## Instructions to follow:
Go through the listing and copy each line with the string "title".

## Excerpts from a figure dataset:
▼▼▼

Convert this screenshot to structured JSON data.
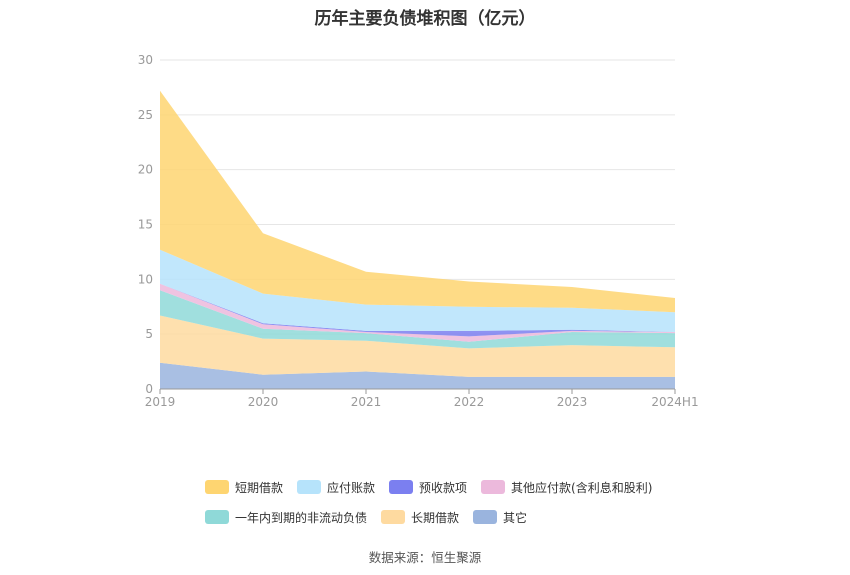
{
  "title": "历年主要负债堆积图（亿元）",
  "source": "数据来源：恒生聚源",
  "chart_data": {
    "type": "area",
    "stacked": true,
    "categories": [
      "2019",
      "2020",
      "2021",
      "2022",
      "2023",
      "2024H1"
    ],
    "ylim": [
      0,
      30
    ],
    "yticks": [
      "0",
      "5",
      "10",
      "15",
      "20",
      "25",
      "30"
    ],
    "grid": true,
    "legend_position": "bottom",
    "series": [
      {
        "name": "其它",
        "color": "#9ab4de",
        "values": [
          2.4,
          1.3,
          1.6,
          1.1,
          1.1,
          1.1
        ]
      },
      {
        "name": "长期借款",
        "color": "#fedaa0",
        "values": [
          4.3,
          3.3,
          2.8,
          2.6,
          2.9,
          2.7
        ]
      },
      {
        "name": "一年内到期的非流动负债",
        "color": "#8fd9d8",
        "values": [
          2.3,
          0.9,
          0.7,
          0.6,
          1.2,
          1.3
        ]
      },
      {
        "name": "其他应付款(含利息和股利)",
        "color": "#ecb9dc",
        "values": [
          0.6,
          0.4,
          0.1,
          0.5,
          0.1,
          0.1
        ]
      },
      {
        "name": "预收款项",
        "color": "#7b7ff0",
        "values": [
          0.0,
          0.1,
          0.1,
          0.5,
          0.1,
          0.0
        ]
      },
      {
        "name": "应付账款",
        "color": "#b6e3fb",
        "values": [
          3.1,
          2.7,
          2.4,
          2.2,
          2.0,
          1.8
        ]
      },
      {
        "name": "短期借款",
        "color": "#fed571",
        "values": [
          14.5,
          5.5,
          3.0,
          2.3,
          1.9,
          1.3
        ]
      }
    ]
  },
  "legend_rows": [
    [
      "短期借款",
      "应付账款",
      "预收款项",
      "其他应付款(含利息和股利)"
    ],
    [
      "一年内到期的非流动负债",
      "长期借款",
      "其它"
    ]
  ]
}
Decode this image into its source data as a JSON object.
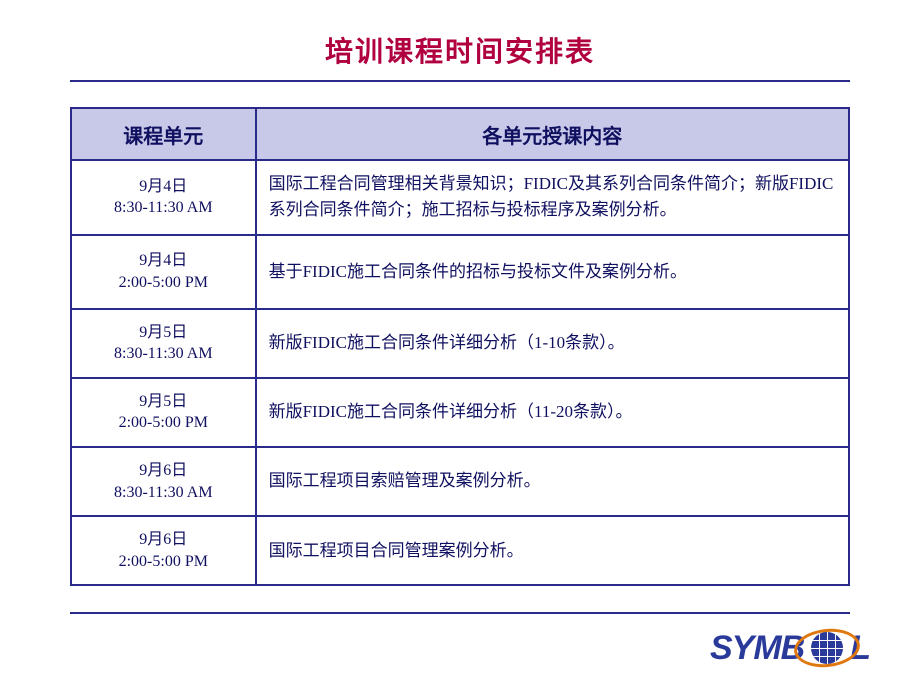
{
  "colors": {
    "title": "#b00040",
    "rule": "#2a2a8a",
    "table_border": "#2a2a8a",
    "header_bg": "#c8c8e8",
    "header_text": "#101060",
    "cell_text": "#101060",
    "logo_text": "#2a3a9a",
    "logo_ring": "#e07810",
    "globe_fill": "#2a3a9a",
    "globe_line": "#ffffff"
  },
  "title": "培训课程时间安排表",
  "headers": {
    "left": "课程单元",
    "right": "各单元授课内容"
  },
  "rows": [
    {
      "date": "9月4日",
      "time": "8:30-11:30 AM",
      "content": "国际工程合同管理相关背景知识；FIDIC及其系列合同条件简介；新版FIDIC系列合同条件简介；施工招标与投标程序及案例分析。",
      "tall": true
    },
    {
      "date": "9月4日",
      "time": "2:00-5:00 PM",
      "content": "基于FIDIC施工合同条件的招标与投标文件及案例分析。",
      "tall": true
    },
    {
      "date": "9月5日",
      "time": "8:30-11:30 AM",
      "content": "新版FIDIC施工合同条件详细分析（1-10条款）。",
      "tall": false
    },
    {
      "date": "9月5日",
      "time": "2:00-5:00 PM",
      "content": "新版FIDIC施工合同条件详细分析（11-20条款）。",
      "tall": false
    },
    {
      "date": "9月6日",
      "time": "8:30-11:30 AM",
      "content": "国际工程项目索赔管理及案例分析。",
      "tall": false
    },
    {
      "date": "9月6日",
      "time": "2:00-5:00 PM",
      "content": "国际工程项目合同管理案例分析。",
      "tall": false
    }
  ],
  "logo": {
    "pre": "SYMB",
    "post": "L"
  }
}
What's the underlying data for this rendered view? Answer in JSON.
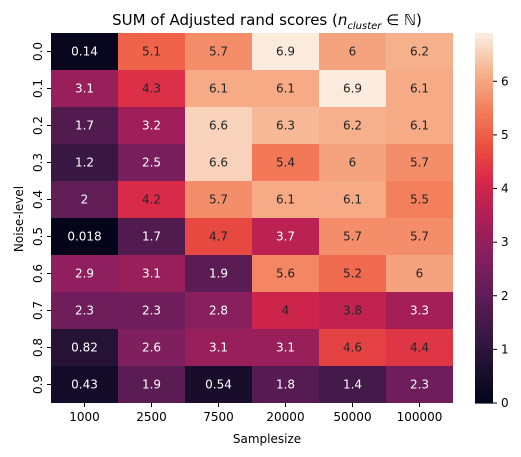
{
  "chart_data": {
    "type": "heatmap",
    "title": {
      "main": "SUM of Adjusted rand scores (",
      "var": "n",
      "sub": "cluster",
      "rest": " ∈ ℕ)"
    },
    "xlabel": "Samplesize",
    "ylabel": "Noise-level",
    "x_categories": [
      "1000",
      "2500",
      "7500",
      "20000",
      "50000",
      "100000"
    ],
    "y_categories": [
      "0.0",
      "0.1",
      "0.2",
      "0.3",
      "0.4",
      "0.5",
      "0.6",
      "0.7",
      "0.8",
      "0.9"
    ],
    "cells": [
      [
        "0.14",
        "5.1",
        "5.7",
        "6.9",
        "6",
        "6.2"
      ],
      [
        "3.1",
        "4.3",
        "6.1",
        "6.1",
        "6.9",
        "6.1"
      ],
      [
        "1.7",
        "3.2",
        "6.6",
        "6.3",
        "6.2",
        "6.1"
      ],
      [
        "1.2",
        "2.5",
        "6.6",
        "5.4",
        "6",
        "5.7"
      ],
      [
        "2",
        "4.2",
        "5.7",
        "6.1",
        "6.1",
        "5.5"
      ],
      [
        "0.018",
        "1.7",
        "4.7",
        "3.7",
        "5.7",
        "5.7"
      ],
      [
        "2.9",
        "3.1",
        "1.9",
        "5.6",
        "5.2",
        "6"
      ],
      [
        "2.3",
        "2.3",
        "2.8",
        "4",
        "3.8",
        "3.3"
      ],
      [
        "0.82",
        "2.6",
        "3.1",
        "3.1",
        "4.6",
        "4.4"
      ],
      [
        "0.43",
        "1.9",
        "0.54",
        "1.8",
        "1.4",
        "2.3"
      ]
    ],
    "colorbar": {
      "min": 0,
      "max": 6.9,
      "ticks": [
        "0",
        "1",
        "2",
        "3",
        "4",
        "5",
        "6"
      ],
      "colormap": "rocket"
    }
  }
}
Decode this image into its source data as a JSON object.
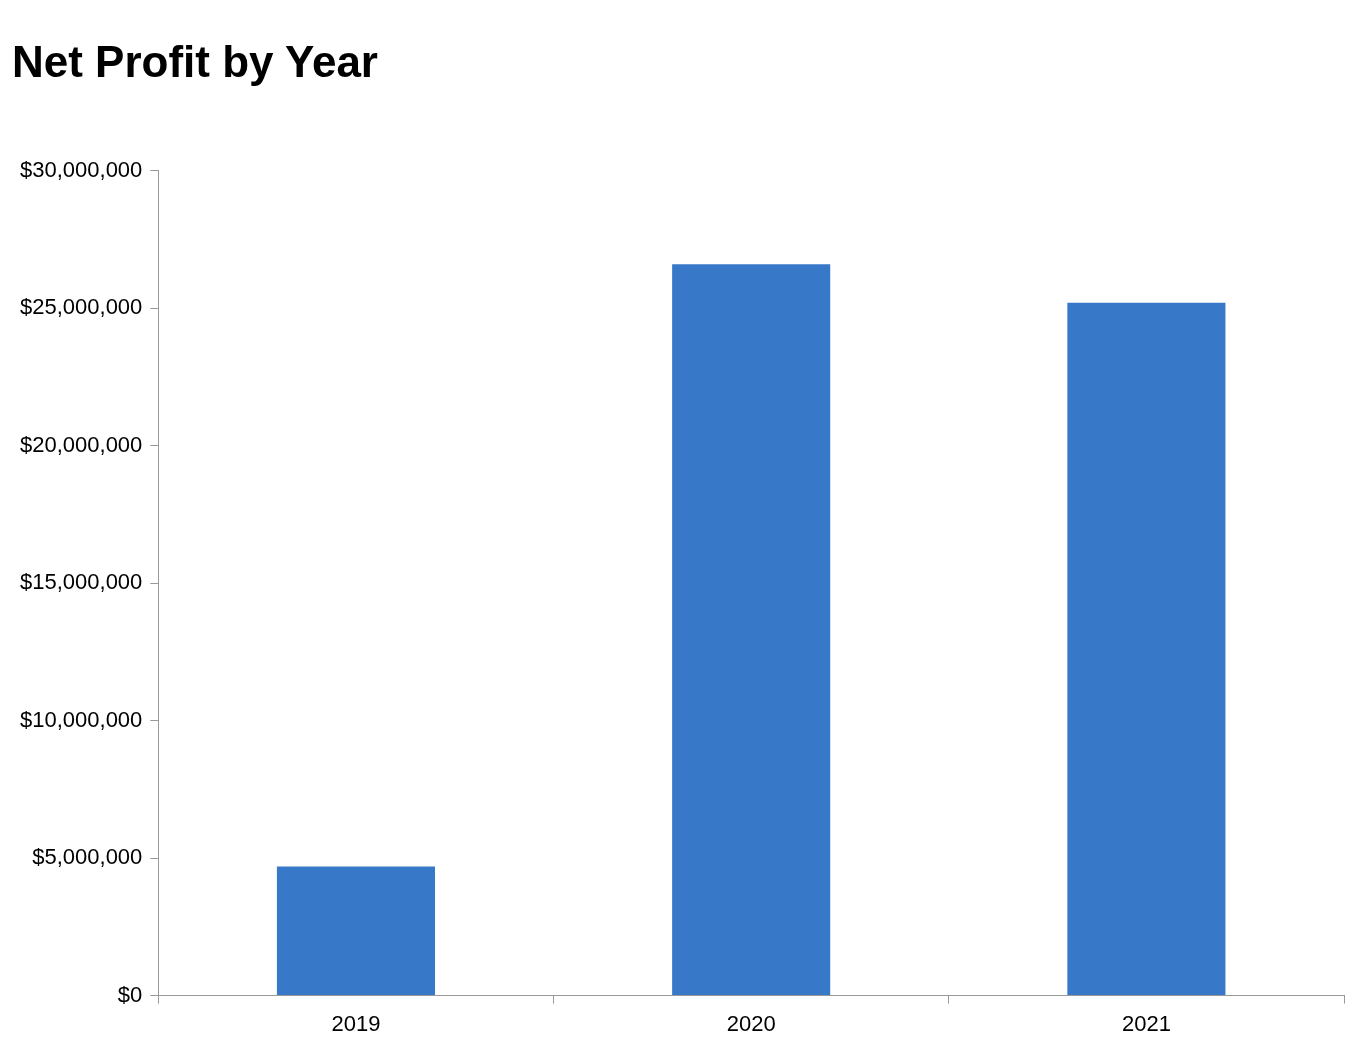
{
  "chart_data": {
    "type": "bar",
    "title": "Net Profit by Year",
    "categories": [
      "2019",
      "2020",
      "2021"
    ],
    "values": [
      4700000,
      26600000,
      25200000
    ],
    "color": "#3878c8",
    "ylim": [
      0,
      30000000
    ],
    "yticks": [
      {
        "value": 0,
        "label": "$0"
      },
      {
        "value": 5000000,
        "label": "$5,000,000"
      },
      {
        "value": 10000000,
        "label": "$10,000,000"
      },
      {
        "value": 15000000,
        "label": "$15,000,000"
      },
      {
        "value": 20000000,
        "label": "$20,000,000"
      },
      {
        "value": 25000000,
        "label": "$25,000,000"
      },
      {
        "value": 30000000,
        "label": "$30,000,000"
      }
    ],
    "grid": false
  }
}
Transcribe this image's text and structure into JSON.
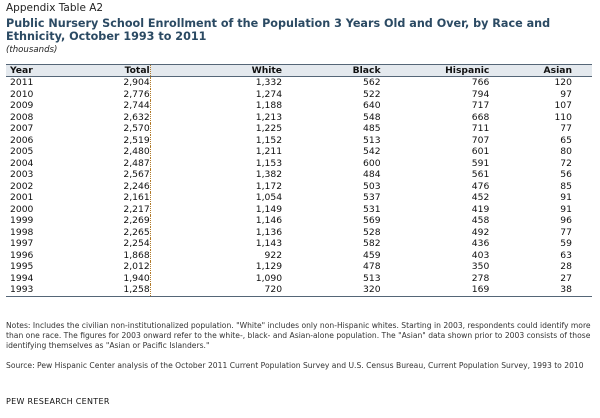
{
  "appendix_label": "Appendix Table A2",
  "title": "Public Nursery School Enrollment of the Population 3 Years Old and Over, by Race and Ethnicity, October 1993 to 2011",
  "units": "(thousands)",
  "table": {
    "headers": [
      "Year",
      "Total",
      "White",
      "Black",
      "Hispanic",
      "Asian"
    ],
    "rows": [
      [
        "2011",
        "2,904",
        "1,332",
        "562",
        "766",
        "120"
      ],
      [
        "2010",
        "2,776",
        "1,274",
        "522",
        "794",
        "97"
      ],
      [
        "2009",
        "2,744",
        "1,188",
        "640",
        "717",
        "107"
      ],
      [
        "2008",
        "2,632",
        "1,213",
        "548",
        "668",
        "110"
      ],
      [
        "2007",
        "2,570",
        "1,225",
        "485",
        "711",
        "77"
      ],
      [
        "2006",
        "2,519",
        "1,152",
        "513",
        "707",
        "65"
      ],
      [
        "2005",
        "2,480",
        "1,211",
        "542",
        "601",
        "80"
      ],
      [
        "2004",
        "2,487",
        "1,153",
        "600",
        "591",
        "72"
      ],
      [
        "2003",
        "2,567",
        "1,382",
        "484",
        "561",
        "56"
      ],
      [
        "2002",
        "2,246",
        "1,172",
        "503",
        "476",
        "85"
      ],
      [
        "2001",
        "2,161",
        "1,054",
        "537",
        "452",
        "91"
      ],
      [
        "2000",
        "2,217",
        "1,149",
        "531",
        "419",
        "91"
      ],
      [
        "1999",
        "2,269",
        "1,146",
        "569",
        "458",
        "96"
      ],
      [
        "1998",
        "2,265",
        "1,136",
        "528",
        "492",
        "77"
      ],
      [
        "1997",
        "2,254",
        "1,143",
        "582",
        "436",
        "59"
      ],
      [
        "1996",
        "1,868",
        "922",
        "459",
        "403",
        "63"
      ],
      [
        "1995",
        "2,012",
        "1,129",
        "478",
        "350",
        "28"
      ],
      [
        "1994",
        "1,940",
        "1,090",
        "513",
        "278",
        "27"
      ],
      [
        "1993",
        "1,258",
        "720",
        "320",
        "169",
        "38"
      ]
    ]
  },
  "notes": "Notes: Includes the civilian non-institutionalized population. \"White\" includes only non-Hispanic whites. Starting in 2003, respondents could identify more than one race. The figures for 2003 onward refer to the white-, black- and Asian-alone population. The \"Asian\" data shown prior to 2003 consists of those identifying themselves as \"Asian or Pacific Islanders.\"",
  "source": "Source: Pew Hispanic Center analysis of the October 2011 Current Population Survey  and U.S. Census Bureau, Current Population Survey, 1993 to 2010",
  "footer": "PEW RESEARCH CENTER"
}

▲▲▲

## Reply to the task:
  "title": "历年主要负债堆积图（亿元）",
    "title": "#b00040",
  "title": "培训课程时间安排表",
    "title": {
    "title": "Net Profit by Year",
  "title": "Public Nursery School Enrollment of the Population 3 Years Old and Over, by Race and Ethnicity, October 1993 to 2011",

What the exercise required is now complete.